- Given problem
Reproduce the following material exactly, including every line.

- Given entries

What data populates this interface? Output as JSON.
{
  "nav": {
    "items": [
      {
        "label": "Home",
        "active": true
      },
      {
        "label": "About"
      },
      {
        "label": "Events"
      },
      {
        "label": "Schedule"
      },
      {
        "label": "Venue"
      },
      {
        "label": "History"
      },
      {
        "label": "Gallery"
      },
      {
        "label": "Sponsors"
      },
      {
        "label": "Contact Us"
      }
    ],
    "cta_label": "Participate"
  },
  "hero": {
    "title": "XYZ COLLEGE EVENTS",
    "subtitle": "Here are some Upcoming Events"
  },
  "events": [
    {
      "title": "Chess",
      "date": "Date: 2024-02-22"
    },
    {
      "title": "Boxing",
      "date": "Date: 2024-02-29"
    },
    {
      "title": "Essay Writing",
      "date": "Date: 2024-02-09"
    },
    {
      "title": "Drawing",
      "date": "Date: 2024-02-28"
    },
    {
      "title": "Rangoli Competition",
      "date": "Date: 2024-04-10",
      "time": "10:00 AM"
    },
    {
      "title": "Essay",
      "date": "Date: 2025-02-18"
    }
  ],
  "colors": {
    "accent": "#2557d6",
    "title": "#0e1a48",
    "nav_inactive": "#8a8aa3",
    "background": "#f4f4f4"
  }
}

- Answer to this problem
What data populates this interface? Output as JSON.
{
  "nav": {
    "items": [
      {
        "label": "Home",
        "active": true
      },
      {
        "label": "About"
      },
      {
        "label": "Events"
      },
      {
        "label": "Schedule"
      },
      {
        "label": "Venue"
      },
      {
        "label": "History"
      },
      {
        "label": "Gallery"
      },
      {
        "label": "Sponsors"
      },
      {
        "label": "Contact Us"
      }
    ],
    "cta_label": "Participate"
  },
  "hero": {
    "title": "XYZ COLLEGE EVENTS",
    "subtitle": "Here are some Upcoming Events"
  },
  "events": [
    {
      "title": "Chess",
      "date": "Date: 2024-02-22"
    },
    {
      "title": "Boxing",
      "date": "Date: 2024-02-29"
    },
    {
      "title": "Essay Writing",
      "date": "Date: 2024-02-09"
    },
    {
      "title": "Drawing",
      "date": "Date: 2024-02-28"
    },
    {
      "title": "Rangoli Competition",
      "date": "Date: 2024-04-10",
      "time": "10:00 AM"
    },
    {
      "title": "Essay",
      "date": "Date: 2025-02-18"
    }
  ],
  "colors": {
    "accent": "#2557d6",
    "title": "#0e1a48",
    "nav_inactive": "#8a8aa3",
    "background": "#f4f4f4"
  }
}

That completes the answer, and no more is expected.